— What to work on —
Copy all lines holding the word "text" from the entries.

— Data to process —

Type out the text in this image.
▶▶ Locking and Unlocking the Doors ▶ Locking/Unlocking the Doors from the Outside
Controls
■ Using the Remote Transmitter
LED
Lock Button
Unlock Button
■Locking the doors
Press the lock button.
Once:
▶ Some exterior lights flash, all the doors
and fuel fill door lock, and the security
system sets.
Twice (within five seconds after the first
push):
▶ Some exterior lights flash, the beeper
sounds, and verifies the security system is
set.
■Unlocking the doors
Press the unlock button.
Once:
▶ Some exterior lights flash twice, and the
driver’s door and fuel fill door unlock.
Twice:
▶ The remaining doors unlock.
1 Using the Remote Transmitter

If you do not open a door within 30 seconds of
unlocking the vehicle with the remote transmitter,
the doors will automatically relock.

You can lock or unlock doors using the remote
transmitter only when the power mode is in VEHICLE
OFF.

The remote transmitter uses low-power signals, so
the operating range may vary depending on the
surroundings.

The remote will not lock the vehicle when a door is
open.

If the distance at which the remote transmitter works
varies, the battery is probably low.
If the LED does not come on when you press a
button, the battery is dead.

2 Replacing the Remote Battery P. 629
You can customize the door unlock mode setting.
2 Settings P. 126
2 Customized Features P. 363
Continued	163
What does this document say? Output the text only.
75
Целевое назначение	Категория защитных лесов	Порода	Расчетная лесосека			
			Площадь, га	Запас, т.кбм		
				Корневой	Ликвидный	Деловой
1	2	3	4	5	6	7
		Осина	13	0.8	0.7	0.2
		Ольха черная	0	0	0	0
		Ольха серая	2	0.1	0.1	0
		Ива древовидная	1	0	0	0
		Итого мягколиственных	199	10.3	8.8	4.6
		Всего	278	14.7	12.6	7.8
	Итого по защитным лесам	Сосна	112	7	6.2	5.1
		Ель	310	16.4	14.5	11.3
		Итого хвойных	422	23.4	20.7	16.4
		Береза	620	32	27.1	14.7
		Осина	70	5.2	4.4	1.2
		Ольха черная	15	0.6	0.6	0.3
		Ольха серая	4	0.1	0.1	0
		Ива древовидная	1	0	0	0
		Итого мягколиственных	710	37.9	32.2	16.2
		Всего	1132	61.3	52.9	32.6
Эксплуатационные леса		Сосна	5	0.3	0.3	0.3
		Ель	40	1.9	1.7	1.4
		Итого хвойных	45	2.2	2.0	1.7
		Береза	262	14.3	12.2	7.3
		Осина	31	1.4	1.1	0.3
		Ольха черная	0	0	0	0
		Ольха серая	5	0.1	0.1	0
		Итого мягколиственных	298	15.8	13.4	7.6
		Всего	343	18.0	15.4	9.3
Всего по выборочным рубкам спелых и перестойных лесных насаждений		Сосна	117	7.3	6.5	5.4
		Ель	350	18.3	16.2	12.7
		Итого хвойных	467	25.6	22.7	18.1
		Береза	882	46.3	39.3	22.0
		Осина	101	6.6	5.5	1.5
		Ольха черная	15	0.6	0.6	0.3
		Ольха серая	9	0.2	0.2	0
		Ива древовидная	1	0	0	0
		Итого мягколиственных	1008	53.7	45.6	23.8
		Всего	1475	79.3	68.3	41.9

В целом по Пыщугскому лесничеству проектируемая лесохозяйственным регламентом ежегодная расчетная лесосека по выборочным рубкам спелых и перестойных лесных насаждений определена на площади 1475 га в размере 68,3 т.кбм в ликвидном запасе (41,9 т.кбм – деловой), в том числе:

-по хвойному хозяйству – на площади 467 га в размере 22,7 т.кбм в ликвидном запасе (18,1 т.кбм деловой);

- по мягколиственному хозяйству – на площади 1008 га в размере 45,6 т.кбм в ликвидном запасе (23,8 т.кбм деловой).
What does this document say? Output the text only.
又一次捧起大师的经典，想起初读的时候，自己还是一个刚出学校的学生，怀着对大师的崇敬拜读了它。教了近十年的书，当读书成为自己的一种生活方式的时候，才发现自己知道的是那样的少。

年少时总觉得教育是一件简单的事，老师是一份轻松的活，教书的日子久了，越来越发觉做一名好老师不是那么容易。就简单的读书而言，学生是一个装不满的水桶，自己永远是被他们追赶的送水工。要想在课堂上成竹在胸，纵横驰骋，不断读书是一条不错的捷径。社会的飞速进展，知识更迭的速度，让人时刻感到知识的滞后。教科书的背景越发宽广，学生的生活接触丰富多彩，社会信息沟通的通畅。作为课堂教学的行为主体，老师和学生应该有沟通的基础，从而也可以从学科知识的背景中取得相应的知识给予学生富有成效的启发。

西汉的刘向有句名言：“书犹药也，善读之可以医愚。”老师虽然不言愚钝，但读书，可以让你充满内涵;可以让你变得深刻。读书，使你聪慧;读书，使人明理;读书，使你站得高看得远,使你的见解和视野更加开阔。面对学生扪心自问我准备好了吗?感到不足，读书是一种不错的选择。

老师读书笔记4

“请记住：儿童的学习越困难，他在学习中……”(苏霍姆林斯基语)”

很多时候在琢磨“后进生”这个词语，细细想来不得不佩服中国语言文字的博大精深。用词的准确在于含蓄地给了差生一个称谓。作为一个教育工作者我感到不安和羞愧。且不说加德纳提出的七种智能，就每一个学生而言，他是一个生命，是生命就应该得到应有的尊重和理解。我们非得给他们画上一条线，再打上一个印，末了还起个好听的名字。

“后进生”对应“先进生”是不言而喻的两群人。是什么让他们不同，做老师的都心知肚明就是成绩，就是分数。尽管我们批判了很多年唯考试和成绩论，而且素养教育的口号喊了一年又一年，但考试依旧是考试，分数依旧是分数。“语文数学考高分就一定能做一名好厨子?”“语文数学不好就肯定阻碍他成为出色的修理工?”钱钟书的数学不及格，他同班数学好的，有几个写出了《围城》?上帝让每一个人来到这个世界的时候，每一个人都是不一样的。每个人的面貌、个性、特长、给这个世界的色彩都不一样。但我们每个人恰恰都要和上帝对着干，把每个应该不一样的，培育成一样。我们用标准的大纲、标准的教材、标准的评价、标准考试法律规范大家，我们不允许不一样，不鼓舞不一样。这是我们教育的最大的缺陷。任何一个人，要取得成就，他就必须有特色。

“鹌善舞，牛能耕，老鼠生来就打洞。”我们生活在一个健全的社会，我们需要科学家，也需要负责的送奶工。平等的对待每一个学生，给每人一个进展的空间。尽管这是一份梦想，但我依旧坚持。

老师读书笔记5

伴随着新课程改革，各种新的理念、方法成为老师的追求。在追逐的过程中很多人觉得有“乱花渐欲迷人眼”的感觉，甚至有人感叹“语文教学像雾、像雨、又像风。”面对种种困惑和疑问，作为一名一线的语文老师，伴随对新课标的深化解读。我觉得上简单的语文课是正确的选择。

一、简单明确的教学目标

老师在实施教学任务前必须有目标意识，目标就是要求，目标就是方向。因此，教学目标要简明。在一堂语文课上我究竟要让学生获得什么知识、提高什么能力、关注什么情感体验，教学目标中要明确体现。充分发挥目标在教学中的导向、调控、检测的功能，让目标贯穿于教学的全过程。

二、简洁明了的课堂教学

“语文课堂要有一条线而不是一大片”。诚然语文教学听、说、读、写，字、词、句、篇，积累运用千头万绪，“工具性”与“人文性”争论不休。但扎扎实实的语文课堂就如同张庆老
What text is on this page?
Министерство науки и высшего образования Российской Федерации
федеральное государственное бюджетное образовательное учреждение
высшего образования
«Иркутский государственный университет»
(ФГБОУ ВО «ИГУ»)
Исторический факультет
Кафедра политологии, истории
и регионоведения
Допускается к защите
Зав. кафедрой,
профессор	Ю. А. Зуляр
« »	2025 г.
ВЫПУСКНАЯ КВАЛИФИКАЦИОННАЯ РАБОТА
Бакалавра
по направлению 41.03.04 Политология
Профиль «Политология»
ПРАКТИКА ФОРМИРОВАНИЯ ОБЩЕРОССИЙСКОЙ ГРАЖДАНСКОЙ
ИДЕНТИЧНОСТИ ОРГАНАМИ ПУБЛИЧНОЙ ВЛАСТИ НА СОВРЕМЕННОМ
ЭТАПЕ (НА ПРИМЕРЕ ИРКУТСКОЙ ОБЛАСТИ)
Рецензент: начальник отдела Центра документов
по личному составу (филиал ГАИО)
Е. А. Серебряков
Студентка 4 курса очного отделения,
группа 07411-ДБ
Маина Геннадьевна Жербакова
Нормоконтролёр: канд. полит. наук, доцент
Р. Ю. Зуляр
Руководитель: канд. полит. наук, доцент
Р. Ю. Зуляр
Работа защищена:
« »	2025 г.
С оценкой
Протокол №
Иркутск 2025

— Task result —
Type out the text in this image.
What does this document say? Output the text only.
What does this document say? Output the text only.
What text is on this page?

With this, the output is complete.